--- Start ---
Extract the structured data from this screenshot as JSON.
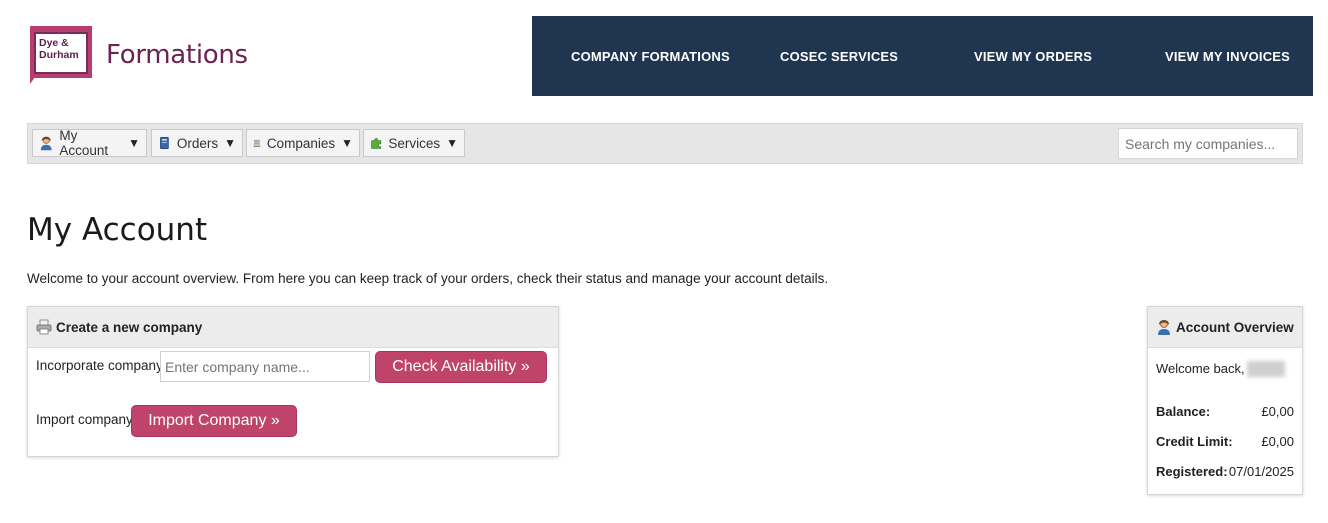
{
  "brand": {
    "mark_text_line1": "Dye &",
    "mark_text_line2": "Durham",
    "name": "Formations",
    "colors": {
      "primary": "#6b2353",
      "accent": "#b63d6d",
      "nav_bg": "#1f3550"
    }
  },
  "topnav": {
    "items": [
      {
        "label": "COMPANY FORMATIONS"
      },
      {
        "label": "COSEC SERVICES"
      },
      {
        "label": "VIEW MY ORDERS"
      },
      {
        "label": "VIEW MY INVOICES"
      }
    ]
  },
  "toolbar": {
    "items": [
      {
        "label": "My Account",
        "icon": "user-icon"
      },
      {
        "label": "Orders",
        "icon": "book-icon"
      },
      {
        "label": "Companies",
        "icon": "building-icon"
      },
      {
        "label": "Services",
        "icon": "puzzle-icon"
      }
    ],
    "dropdown_glyph": "▼",
    "search_placeholder": "Search my companies..."
  },
  "page": {
    "title": "My Account",
    "intro": "Welcome to your account overview. From here you can keep track of your orders, check their status and manage your account details."
  },
  "create_panel": {
    "heading": "Create a new company",
    "incorporate_label": "Incorporate company:",
    "name_placeholder": "Enter company name...",
    "check_button": "Check Availability »",
    "import_label": "Import company:",
    "import_button": "Import Company »",
    "button_color": "#bf436a"
  },
  "overview_panel": {
    "heading": "Account Overview",
    "welcome": "Welcome back,",
    "balance_label": "Balance:",
    "balance_value": "£0,00",
    "credit_label": "Credit Limit:",
    "credit_value": "£0,00",
    "registered_label": "Registered:",
    "registered_value": "07/01/2025"
  }
}
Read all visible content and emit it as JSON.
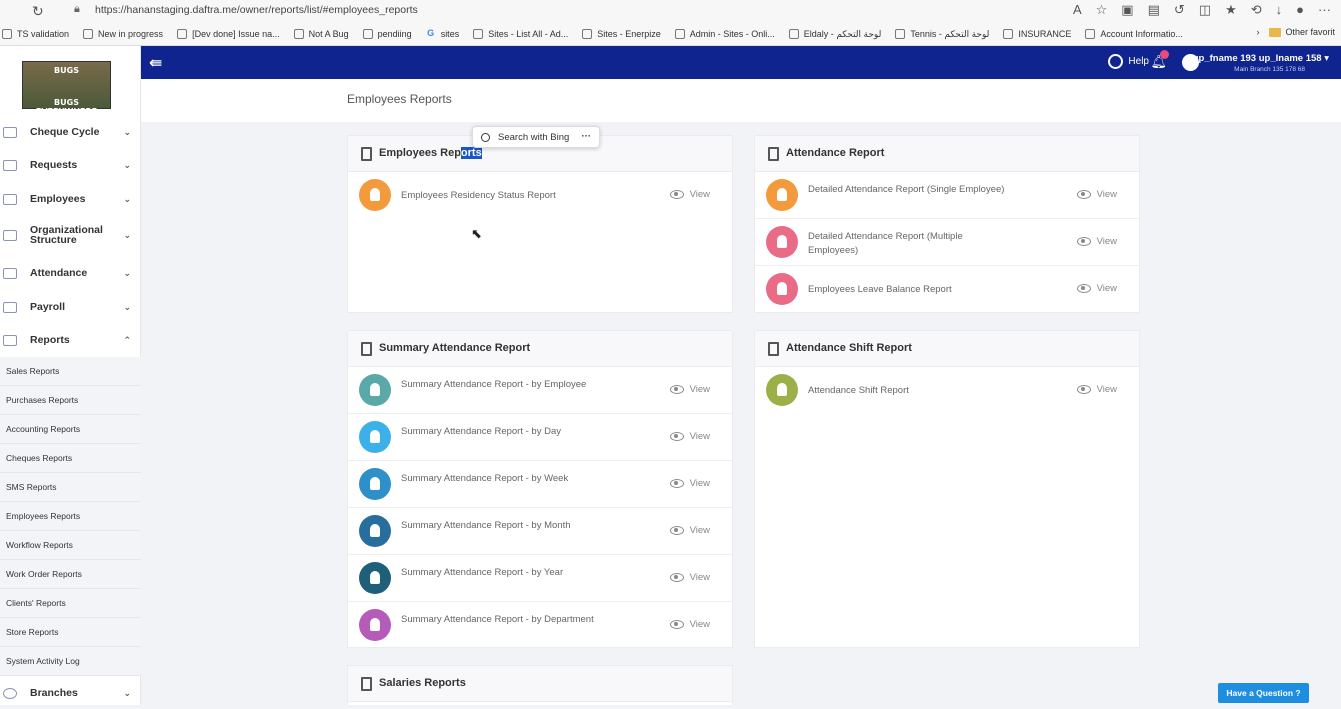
{
  "browser": {
    "url": "https://hananstaging.daftra.me/owner/reports/list/#employees_reports",
    "bookmarks": [
      "TS validation",
      "New in progress",
      "[Dev done] Issue na...",
      "Not A Bug",
      "pendiing",
      "sites",
      "Sites - List All - Ad...",
      "Sites - Enerpize",
      "Admin - Sites - Onli...",
      "Eldaly - لوحة التحكم",
      "Tennis - لوحة التحكم",
      "INSURANCE",
      "Account Informatio..."
    ],
    "other_favorites": "Other favorit"
  },
  "header": {
    "help": "Help",
    "user_name": "up_fname 193 up_lname 158",
    "user_branch": "Main Branch 135 178 68"
  },
  "logo": {
    "line1": "BUGS",
    "line2": "BUGS EVERYWHERE"
  },
  "sidebar": {
    "items": [
      {
        "label": "Cheque Cycle",
        "chev": "⌄"
      },
      {
        "label": "Requests",
        "chev": "⌄"
      },
      {
        "label": "Employees",
        "chev": "⌄"
      },
      {
        "label": "Organizational Structure",
        "chev": "⌄"
      },
      {
        "label": "Attendance",
        "chev": "⌄"
      },
      {
        "label": "Payroll",
        "chev": "⌄"
      },
      {
        "label": "Reports",
        "chev": "⌃"
      }
    ],
    "sub_items": [
      "Sales Reports",
      "Purchases Reports",
      "Accounting Reports",
      "Cheques Reports",
      "SMS Reports",
      "Employees Reports",
      "Workflow Reports",
      "Work Order Reports",
      "Clients' Reports",
      "Store Reports",
      "System Activity Log"
    ],
    "branches": {
      "label": "Branches",
      "chev": "⌄"
    }
  },
  "page": {
    "title": "Employees Reports"
  },
  "bing": {
    "label": "Search with Bing",
    "more": "···"
  },
  "cards": {
    "employees": {
      "title_a": "Employees Rep",
      "title_b": "orts",
      "rows": [
        {
          "label": "Employees Residency Status Report",
          "view": "View"
        }
      ]
    },
    "attendance": {
      "title": "Attendance Report",
      "rows": [
        {
          "label": "Detailed Attendance Report (Single Employee)",
          "view": "View"
        },
        {
          "label": "Detailed Attendance Report (Multiple Employees)",
          "view": "View"
        },
        {
          "label": "Employees Leave Balance Report",
          "view": "View"
        }
      ]
    },
    "summary": {
      "title": "Summary Attendance Report",
      "rows": [
        {
          "label": "Summary Attendance Report - by Employee",
          "view": "View"
        },
        {
          "label": "Summary Attendance Report - by Day",
          "view": "View"
        },
        {
          "label": "Summary Attendance Report - by Week",
          "view": "View"
        },
        {
          "label": "Summary Attendance Report - by Month",
          "view": "View"
        },
        {
          "label": "Summary Attendance Report - by Year",
          "view": "View"
        },
        {
          "label": "Summary Attendance Report - by Department",
          "view": "View"
        }
      ]
    },
    "shift": {
      "title": "Attendance Shift Report",
      "rows": [
        {
          "label": "Attendance Shift Report",
          "view": "View"
        }
      ]
    },
    "salaries": {
      "title": "Salaries Reports"
    }
  },
  "have_question": "Have a Question",
  "colors": {
    "header": "#0f248e",
    "orange": "#f39a3d",
    "pink": "#ea6b86",
    "teal": "#5aa8a8",
    "sky": "#3cb0e8",
    "blue": "#2f8fc9",
    "navy": "#276e9c",
    "darkteal": "#1f5f7a",
    "purple": "#b55bb8",
    "olive": "#9cb04a"
  }
}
--- End ---
Exercise brief:
Output the full set of records above without changing a word, and drop the images.

Written answer:
Extract the structured data from this screenshot as JSON.
{
  "brand": {
    "mark_text_line1": "Dye &",
    "mark_text_line2": "Durham",
    "name": "Formations",
    "colors": {
      "primary": "#6b2353",
      "accent": "#b63d6d",
      "nav_bg": "#1f3550"
    }
  },
  "topnav": {
    "items": [
      {
        "label": "COMPANY FORMATIONS"
      },
      {
        "label": "COSEC SERVICES"
      },
      {
        "label": "VIEW MY ORDERS"
      },
      {
        "label": "VIEW MY INVOICES"
      }
    ]
  },
  "toolbar": {
    "items": [
      {
        "label": "My Account",
        "icon": "user-icon"
      },
      {
        "label": "Orders",
        "icon": "book-icon"
      },
      {
        "label": "Companies",
        "icon": "building-icon"
      },
      {
        "label": "Services",
        "icon": "puzzle-icon"
      }
    ],
    "dropdown_glyph": "▼",
    "search_placeholder": "Search my companies..."
  },
  "page": {
    "title": "My Account",
    "intro": "Welcome to your account overview. From here you can keep track of your orders, check their status and manage your account details."
  },
  "create_panel": {
    "heading": "Create a new company",
    "incorporate_label": "Incorporate company:",
    "name_placeholder": "Enter company name...",
    "check_button": "Check Availability »",
    "import_label": "Import company:",
    "import_button": "Import Company »",
    "button_color": "#bf436a"
  },
  "overview_panel": {
    "heading": "Account Overview",
    "welcome": "Welcome back,",
    "balance_label": "Balance:",
    "balance_value": "£0,00",
    "credit_label": "Credit Limit:",
    "credit_value": "£0,00",
    "registered_label": "Registered:",
    "registered_value": "07/01/2025"
  }
}
Read all visible content and emit it as JSON.
{
  "browser": {
    "url": "https://hananstaging.daftra.me/owner/reports/list/#employees_reports",
    "bookmarks": [
      "TS validation",
      "New in progress",
      "[Dev done] Issue na...",
      "Not A Bug",
      "pendiing",
      "sites",
      "Sites - List All - Ad...",
      "Sites - Enerpize",
      "Admin - Sites - Onli...",
      "Eldaly - لوحة التحكم",
      "Tennis - لوحة التحكم",
      "INSURANCE",
      "Account Informatio..."
    ],
    "other_favorites": "Other favorit"
  },
  "header": {
    "help": "Help",
    "user_name": "up_fname 193 up_lname 158",
    "user_branch": "Main Branch 135 178 68"
  },
  "logo": {
    "line1": "BUGS",
    "line2": "BUGS EVERYWHERE"
  },
  "sidebar": {
    "items": [
      {
        "label": "Cheque Cycle",
        "chev": "⌄"
      },
      {
        "label": "Requests",
        "chev": "⌄"
      },
      {
        "label": "Employees",
        "chev": "⌄"
      },
      {
        "label": "Organizational Structure",
        "chev": "⌄"
      },
      {
        "label": "Attendance",
        "chev": "⌄"
      },
      {
        "label": "Payroll",
        "chev": "⌄"
      },
      {
        "label": "Reports",
        "chev": "⌃"
      }
    ],
    "sub_items": [
      "Sales Reports",
      "Purchases Reports",
      "Accounting Reports",
      "Cheques Reports",
      "SMS Reports",
      "Employees Reports",
      "Workflow Reports",
      "Work Order Reports",
      "Clients' Reports",
      "Store Reports",
      "System Activity Log"
    ],
    "branches": {
      "label": "Branches",
      "chev": "⌄"
    }
  },
  "page": {
    "title": "Employees Reports"
  },
  "bing": {
    "label": "Search with Bing",
    "more": "···"
  },
  "cards": {
    "employees": {
      "title_a": "Employees Rep",
      "title_b": "orts",
      "rows": [
        {
          "label": "Employees Residency Status Report",
          "view": "View"
        }
      ]
    },
    "attendance": {
      "title": "Attendance Report",
      "rows": [
        {
          "label": "Detailed Attendance Report (Single Employee)",
          "view": "View"
        },
        {
          "label": "Detailed Attendance Report (Multiple Employees)",
          "view": "View"
        },
        {
          "label": "Employees Leave Balance Report",
          "view": "View"
        }
      ]
    },
    "summary": {
      "title": "Summary Attendance Report",
      "rows": [
        {
          "label": "Summary Attendance Report - by Employee",
          "view": "View"
        },
        {
          "label": "Summary Attendance Report - by Day",
          "view": "View"
        },
        {
          "label": "Summary Attendance Report - by Week",
          "view": "View"
        },
        {
          "label": "Summary Attendance Report - by Month",
          "view": "View"
        },
        {
          "label": "Summary Attendance Report - by Year",
          "view": "View"
        },
        {
          "label": "Summary Attendance Report - by Department",
          "view": "View"
        }
      ]
    },
    "shift": {
      "title": "Attendance Shift Report",
      "rows": [
        {
          "label": "Attendance Shift Report",
          "view": "View"
        }
      ]
    },
    "salaries": {
      "title": "Salaries Reports"
    }
  },
  "have_question": "Have a Question",
  "colors": {
    "header": "#0f248e",
    "orange": "#f39a3d",
    "pink": "#ea6b86",
    "teal": "#5aa8a8",
    "sky": "#3cb0e8",
    "blue": "#2f8fc9",
    "navy": "#276e9c",
    "darkteal": "#1f5f7a",
    "purple": "#b55bb8",
    "olive": "#9cb04a"
  }
}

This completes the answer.